-- DATA SHOWN start --

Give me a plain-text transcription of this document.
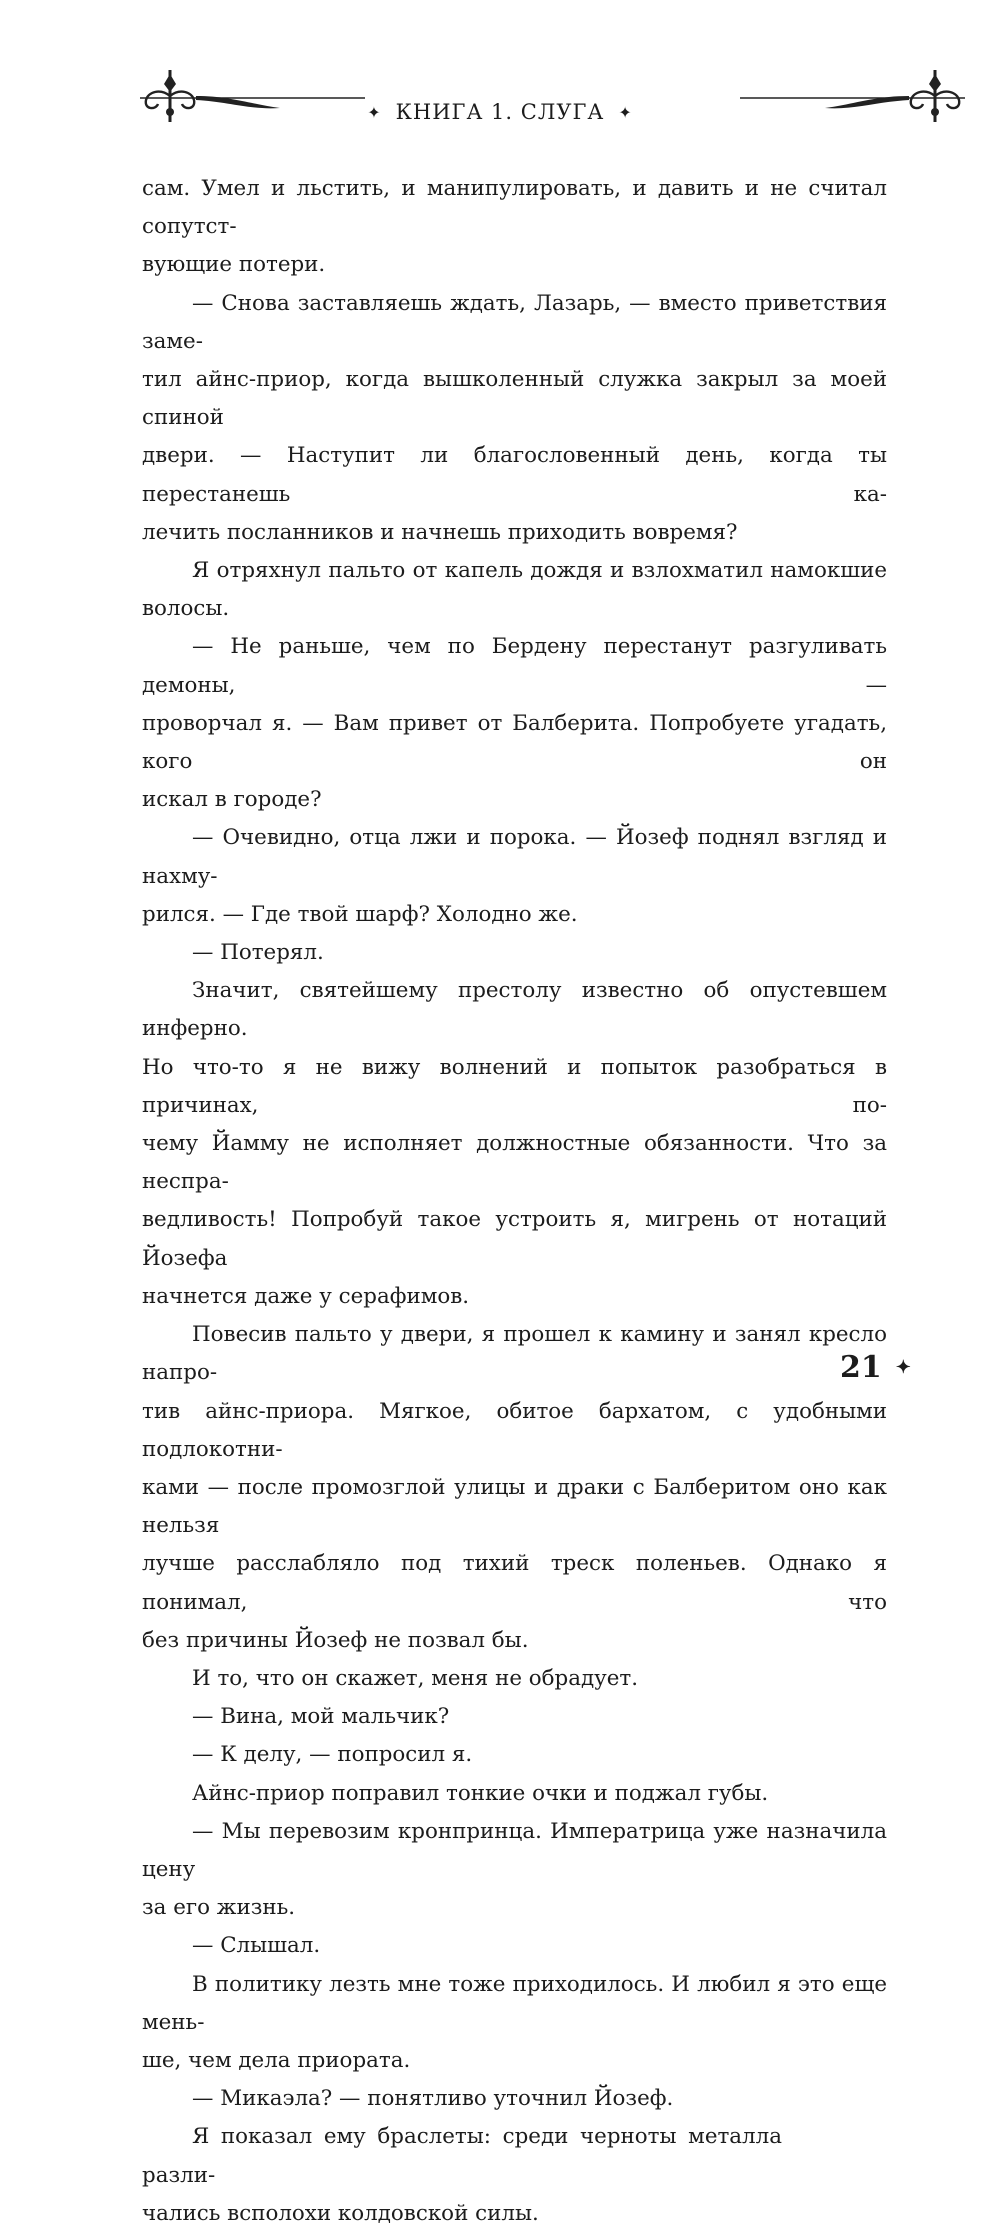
✦ КНИГА 1. СЛУГА ✦

сам. Умел и льстить, и манипулировать, и давить и не считал сопутст-

вующие потери.

— Снова заставляешь ждать, Лазарь, — вместо приветствия заме-

тил айнс-приор, когда вышколенный служка закрыл за моей спиной

двери. — Наступит ли благословенный день, когда ты перестанешь ка-

лечить посланников и начнешь приходить вовремя?

Я отряхнул пальто от капель дождя и взлохматил намокшие волосы.

— Не раньше, чем по Бердену перестанут разгуливать демоны, —

проворчал я. — Вам привет от Балберита. Попробуете угадать, кого он

искал в городе?

— Очевидно, отца лжи и порока. — Йозеф поднял взгляд и нахму-

рился. — Где твой шарф? Холодно же.

— Потерял.

Значит, святейшему престолу известно об опустевшем инферно.

Но что-то я не вижу волнений и попыток разобраться в причинах, по-

чему Йамму не исполняет должностные обязанности. Что за неспра-

ведливость! Попробуй такое устроить я, мигрень от нотаций Йозефа

начнется даже у серафимов.

Повесив пальто у двери, я прошел к камину и занял кресло напро-

тив айнс-приора. Мягкое, обитое бархатом, с удобными подлокотни-

ками — после промозглой улицы и драки с Балберитом оно как нельзя

лучше расслабляло под тихий треск поленьев. Однако я понимал, что

без причины Йозеф не позвал бы.

И то, что он скажет, меня не обрадует.

— Вина, мой мальчик?

— К делу, — попросил я.

Айнс-приор поправил тонкие очки и поджал губы.

— Мы перевозим кронпринца. Императрица уже назначила цену

за его жизнь.

— Слышал.

В политику лезть мне тоже приходилось. И любил я это еще мень-

ше, чем дела приората.

— Микаэла? — понятливо уточнил Йозеф.

Я показал ему браслеты: среди черноты металла разли-

чались всполохи колдовской силы.

21 ✦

-- DATA SHOWN end --

## WORK TO BE COMPLETED
Each record above must be returned exactly as written, with its pictures omitted.

## EXERCISE SOLUTION
Give me a plain-text transcription of this document.
✦ КНИГА 1. СЛУГА ✦

сам. Умел и льстить, и манипулировать, и давить и не считал сопутст-

вующие потери.

— Снова заставляешь ждать, Лазарь, — вместо приветствия заме-

тил айнс-приор, когда вышколенный служка закрыл за моей спиной

двери. — Наступит ли благословенный день, когда ты перестанешь ка-

лечить посланников и начнешь приходить вовремя?

Я отряхнул пальто от капель дождя и взлохматил намокшие волосы.

— Не раньше, чем по Бердену перестанут разгуливать демоны, —

проворчал я. — Вам привет от Балберита. Попробуете угадать, кого он

искал в городе?

— Очевидно, отца лжи и порока. — Йозеф поднял взгляд и нахму-

рился. — Где твой шарф? Холодно же.

— Потерял.

Значит, святейшему престолу известно об опустевшем инферно.

Но что-то я не вижу волнений и попыток разобраться в причинах, по-

чему Йамму не исполняет должностные обязанности. Что за неспра-

ведливость! Попробуй такое устроить я, мигрень от нотаций Йозефа

начнется даже у серафимов.

Повесив пальто у двери, я прошел к камину и занял кресло напро-

тив айнс-приора. Мягкое, обитое бархатом, с удобными подлокотни-

ками — после промозглой улицы и драки с Балберитом оно как нельзя

лучше расслабляло под тихий треск поленьев. Однако я понимал, что

без причины Йозеф не позвал бы.

И то, что он скажет, меня не обрадует.

— Вина, мой мальчик?

— К делу, — попросил я.

Айнс-приор поправил тонкие очки и поджал губы.

— Мы перевозим кронпринца. Императрица уже назначила цену

за его жизнь.

— Слышал.

В политику лезть мне тоже приходилось. И любил я это еще мень-

ше, чем дела приората.

— Микаэла? — понятливо уточнил Йозеф.

Я показал ему браслеты: среди черноты металла разли-

чались всполохи колдовской силы.

21 ✦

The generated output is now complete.